Do this – Go through the material and pull out every line with the string "JSON" in it.

Available data –

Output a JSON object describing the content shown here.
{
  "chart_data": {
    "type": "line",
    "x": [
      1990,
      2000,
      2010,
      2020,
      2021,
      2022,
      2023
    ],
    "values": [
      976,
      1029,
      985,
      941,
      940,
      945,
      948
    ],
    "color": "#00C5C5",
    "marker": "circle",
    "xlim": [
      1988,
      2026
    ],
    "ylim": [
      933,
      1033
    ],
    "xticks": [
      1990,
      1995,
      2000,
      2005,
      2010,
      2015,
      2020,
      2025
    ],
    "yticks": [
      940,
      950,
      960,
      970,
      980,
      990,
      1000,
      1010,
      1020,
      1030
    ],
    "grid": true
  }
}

==

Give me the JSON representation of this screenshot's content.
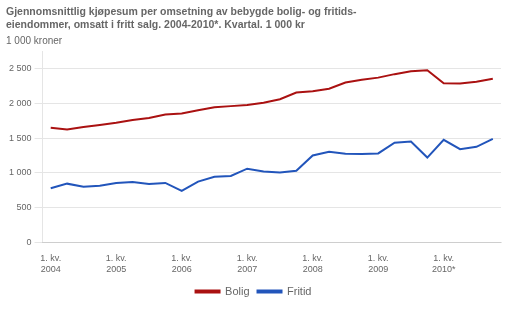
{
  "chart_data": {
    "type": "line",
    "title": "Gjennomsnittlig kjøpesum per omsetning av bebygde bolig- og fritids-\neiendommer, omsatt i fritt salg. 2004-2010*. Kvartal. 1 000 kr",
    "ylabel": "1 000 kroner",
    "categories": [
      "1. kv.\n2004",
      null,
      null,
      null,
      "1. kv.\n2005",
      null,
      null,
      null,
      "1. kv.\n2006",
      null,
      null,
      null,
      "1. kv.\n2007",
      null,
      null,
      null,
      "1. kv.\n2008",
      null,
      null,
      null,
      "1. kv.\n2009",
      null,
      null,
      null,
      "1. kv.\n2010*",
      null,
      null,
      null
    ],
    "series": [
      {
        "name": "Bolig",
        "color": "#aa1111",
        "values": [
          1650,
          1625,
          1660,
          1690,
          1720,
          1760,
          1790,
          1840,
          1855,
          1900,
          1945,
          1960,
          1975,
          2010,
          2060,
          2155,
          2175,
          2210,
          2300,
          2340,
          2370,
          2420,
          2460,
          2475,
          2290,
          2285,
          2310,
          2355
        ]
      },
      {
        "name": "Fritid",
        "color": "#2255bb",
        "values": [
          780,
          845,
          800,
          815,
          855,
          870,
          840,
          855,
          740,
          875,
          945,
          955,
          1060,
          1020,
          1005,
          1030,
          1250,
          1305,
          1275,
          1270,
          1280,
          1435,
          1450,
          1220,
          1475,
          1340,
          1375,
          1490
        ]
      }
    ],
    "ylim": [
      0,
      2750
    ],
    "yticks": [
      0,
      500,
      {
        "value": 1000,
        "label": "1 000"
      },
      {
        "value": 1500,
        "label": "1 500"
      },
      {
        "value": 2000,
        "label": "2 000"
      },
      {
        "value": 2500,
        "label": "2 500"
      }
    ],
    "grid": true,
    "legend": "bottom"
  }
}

---

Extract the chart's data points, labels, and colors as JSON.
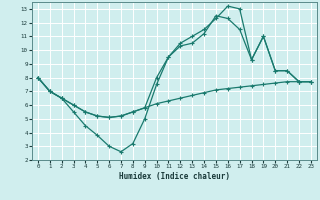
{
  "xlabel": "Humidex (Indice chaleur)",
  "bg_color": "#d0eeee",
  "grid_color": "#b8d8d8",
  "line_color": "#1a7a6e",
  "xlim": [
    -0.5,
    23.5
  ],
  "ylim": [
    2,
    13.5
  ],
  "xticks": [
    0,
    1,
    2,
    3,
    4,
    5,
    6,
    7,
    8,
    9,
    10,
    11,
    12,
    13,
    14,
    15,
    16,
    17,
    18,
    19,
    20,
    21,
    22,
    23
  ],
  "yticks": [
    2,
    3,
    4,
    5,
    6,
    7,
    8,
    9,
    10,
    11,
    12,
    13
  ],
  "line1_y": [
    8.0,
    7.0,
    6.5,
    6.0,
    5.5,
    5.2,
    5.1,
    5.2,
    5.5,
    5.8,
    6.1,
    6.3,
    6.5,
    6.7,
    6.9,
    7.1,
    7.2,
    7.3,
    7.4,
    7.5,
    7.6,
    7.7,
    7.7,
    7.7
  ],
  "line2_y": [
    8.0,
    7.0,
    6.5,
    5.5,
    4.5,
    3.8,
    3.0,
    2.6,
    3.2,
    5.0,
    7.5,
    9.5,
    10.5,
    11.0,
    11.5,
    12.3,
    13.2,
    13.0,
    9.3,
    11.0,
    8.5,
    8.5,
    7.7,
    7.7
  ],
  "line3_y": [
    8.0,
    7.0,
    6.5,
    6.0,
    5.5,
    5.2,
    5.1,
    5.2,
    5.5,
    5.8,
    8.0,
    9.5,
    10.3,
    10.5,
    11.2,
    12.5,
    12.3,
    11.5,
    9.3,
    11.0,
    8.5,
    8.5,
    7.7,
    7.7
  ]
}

Exercise output –
Output a JSON object describing the content shown here.
Give me the JSON representation of this screenshot's content.
Extract the chart's data points, labels, and colors as JSON.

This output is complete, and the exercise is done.